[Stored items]
★ ★ ★

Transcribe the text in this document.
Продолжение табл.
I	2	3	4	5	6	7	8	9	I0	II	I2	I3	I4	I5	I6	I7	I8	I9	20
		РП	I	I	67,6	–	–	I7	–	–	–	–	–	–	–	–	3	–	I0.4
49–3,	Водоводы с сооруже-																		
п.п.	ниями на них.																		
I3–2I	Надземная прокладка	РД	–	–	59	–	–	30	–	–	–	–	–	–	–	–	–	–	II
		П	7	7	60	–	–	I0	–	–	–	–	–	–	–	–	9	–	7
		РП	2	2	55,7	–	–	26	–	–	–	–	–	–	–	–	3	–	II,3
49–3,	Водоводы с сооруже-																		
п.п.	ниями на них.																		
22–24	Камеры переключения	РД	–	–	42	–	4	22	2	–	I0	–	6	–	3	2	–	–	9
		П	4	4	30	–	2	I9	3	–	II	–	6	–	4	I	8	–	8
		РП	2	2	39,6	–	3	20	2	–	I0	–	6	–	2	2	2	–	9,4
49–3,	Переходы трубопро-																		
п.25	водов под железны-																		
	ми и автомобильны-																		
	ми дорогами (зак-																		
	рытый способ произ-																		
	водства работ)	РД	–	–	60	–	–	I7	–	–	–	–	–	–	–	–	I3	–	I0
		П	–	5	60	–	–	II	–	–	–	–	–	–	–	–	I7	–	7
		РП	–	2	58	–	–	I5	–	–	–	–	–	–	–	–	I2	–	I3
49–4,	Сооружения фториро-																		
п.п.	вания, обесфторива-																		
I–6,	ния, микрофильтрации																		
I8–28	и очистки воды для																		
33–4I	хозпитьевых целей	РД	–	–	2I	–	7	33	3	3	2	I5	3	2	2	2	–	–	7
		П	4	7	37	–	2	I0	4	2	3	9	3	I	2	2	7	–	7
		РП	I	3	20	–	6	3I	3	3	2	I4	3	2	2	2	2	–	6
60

★ ★ ★

Stated problem | Can you restate every record above word for word?

Task result |
Transcribe the text in this document.
Продолжение табл.
I	2	3	4	5	6	7	8	9	I0	II	I2	I3	I4	I5	I6	I7	I8	I9	20
		РП	I	I	67,6	–	–	I7	–	–	–	–	–	–	–	–	3	–	I0.4
49–3,	Водоводы с сооруже-																		
п.п.	ниями на них.																		
I3–2I	Надземная прокладка	РД	–	–	59	–	–	30	–	–	–	–	–	–	–	–	–	–	II
		П	7	7	60	–	–	I0	–	–	–	–	–	–	–	–	9	–	7
		РП	2	2	55,7	–	–	26	–	–	–	–	–	–	–	–	3	–	II,3
49–3,	Водоводы с сооруже-																		
п.п.	ниями на них.																		
22–24	Камеры переключения	РД	–	–	42	–	4	22	2	–	I0	–	6	–	3	2	–	–	9
		П	4	4	30	–	2	I9	3	–	II	–	6	–	4	I	8	–	8
		РП	2	2	39,6	–	3	20	2	–	I0	–	6	–	2	2	2	–	9,4
49–3,	Переходы трубопро-																		
п.25	водов под железны-																		
	ми и автомобильны-																		
	ми дорогами (зак-																		
	рытый способ произ-																		
	водства работ)	РД	–	–	60	–	–	I7	–	–	–	–	–	–	–	–	I3	–	I0
		П	–	5	60	–	–	II	–	–	–	–	–	–	–	–	I7	–	7
		РП	–	2	58	–	–	I5	–	–	–	–	–	–	–	–	I2	–	I3
49–4,	Сооружения фториро-																		
п.п.	вания, обесфторива-																		
I–6,	ния, микрофильтрации																		
I8–28	и очистки воды для																		
33–4I	хозпитьевых целей	РД	–	–	2I	–	7	33	3	3	2	I5	3	2	2	2	–	–	7
		П	4	7	37	–	2	I0	4	2	3	9	3	I	2	2	7	–	7
		РП	I	3	20	–	6	3I	3	3	2	I4	3	2	2	2	2	–	6
60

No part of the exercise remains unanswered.